## WRITTEN TASK A
Select every line in the records below that contains the string "dachu".

## TEXT SHOWN

Director Oliver Parker and screenwriter William Ivory’s true-life incident story The Great Escaper is not at all the film one goes in expecting. The preconceived notion is that it will be a fairly slight retelling of WWII veteran Bernard (Bernie) Jordan’s much reported on at the time ‘escape’ from his Hove nursing home to attend the 70th Anniversary celebrations of D-Day in Normandy in 2014. A jolly good “We won the war celebration of veterans,” and one man’s persistence in getting across the channel to be there. Instead, Parker and Ivory take the bare bones of Bernie’s story and turn it into a meditation on the futility of war, PTSD, the indignities of old age, and a sweeping love story between Bernie (Michael Caine) and his wife of many years, Irene (Glenda Jackson).
It’s not uncommon for British films to take an actor of advancing years and follow him as he goes on a bit of a wander and becomes a small celebrity. Two fiction examples recently are Timothy Spall in The Last Bus and Jim Broadbent in The Unlikely Pilgrimage of Harold Fry. Neither are particularly awful films, just simply forgettable. The one thing they do bring up is making one wonder why such established talents end up in cinematic treacle. Imagining that the great Glenda Jackson’s final role was going to be in something similar (and now knowing that Caine has retired from acting) was positively painful. Thankfully, William Ivory, the writer of Made in Dagenham, was not interested in making a grey-rinsed crowd-pleaser.

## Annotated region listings
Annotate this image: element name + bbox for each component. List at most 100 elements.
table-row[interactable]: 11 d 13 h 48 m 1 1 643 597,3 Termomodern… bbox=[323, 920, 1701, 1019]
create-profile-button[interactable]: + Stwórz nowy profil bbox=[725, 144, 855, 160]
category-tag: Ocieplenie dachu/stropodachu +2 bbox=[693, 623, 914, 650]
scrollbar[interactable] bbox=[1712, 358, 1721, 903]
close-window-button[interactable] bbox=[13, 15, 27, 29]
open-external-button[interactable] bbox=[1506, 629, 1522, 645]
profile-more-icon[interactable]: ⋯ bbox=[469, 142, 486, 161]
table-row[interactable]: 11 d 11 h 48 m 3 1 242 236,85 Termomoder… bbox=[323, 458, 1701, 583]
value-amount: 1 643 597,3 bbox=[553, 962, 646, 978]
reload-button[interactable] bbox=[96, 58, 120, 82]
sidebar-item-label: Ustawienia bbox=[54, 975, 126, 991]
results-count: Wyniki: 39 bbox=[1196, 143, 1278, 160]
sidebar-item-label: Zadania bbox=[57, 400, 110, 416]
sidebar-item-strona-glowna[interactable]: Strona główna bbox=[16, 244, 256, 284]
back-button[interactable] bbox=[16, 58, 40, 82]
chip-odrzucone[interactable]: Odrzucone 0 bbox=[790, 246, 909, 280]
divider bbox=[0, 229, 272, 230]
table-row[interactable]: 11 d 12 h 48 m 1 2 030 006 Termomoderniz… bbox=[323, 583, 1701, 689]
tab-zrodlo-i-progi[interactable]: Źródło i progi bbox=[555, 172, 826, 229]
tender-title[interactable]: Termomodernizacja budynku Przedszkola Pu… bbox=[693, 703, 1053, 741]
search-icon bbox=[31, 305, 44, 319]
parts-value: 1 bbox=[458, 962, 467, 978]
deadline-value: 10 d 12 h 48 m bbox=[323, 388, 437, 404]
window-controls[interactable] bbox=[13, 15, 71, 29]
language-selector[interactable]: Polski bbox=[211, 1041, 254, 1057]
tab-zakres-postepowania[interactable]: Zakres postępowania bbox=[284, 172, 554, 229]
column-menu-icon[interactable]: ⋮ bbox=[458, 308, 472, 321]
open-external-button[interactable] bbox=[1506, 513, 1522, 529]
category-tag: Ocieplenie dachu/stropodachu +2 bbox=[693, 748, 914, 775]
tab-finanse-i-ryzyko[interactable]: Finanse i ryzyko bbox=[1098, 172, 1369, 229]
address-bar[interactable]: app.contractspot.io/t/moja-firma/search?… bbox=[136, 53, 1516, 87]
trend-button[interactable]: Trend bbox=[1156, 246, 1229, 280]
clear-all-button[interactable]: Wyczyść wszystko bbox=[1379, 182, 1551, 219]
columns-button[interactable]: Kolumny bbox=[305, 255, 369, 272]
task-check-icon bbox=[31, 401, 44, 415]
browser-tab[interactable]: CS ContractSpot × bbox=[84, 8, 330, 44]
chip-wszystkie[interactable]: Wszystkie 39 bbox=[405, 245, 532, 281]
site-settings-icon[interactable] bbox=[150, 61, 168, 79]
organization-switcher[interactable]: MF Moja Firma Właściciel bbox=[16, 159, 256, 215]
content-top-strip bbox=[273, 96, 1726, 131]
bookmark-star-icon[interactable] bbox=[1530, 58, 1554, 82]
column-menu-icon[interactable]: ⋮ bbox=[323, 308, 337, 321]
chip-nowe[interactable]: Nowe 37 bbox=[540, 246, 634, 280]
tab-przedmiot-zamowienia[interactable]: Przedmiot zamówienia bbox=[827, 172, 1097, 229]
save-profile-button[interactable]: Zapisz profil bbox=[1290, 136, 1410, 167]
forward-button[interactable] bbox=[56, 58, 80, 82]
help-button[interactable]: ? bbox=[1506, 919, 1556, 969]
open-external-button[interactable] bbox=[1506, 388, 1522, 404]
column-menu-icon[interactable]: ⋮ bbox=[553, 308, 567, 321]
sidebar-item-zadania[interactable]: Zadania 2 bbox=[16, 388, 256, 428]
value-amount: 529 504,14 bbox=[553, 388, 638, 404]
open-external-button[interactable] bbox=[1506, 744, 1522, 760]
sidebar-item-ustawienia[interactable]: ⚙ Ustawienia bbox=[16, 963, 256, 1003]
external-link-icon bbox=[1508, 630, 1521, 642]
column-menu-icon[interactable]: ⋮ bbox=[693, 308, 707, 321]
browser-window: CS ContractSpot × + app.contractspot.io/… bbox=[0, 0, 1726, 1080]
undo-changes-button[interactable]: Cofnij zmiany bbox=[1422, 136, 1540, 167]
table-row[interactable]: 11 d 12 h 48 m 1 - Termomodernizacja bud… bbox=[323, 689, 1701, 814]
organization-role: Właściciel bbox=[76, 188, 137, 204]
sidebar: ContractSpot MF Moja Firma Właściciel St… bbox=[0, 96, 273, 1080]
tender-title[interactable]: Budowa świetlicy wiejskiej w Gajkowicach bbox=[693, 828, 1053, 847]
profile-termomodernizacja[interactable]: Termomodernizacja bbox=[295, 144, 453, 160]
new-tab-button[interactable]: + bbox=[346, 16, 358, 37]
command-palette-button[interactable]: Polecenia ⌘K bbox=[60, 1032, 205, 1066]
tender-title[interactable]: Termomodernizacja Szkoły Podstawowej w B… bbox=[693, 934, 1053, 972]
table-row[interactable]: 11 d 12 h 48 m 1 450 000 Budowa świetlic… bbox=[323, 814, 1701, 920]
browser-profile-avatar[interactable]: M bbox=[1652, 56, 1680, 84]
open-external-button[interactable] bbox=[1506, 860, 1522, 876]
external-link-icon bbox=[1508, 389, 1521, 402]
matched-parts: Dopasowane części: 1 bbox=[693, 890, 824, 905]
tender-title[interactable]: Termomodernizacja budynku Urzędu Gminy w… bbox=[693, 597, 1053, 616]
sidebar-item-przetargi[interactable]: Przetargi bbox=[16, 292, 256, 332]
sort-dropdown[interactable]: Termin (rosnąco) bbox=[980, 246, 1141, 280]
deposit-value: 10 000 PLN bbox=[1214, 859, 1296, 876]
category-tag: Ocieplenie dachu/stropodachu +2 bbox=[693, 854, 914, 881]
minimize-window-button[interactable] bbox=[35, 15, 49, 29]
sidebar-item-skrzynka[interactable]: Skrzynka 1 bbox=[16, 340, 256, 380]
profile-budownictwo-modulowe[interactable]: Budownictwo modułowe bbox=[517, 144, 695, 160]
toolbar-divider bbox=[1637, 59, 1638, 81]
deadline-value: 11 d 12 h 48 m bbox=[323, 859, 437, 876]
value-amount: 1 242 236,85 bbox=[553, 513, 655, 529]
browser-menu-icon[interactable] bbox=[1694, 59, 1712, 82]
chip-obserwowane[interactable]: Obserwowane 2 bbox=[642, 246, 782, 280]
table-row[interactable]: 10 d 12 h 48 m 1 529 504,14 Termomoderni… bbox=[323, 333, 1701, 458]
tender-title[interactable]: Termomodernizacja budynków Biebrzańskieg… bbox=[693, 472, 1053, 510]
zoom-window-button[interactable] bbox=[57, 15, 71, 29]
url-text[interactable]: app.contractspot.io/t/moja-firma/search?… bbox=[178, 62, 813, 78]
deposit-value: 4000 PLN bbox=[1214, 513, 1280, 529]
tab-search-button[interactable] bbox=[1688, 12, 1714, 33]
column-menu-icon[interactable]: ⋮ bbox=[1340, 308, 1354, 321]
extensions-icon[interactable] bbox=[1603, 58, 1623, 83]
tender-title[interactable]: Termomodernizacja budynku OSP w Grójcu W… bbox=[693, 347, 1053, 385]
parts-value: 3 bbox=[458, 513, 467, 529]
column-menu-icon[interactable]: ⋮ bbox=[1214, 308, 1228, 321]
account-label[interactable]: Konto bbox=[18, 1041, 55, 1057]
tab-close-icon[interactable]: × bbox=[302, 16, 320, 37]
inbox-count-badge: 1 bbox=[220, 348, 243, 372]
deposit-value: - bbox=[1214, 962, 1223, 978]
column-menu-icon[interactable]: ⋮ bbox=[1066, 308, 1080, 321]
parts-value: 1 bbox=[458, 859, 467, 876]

## WRITTEN TASK B
Which film titles does the film review above mention?

## WORKED SOLUTION A
category-tag: Ocieplenie dachu/stropodachu +2 bbox=[693, 623, 914, 650]
category-tag: Ocieplenie dachu/stropodachu +2 bbox=[693, 748, 914, 775]
category-tag: Ocieplenie dachu/stropodachu +2 bbox=[693, 854, 914, 881]

## WORKED SOLUTION B
The Great Escaper
The Last Bus
The Unlikely Pilgrimage of Harold Fry
Made in Dagenham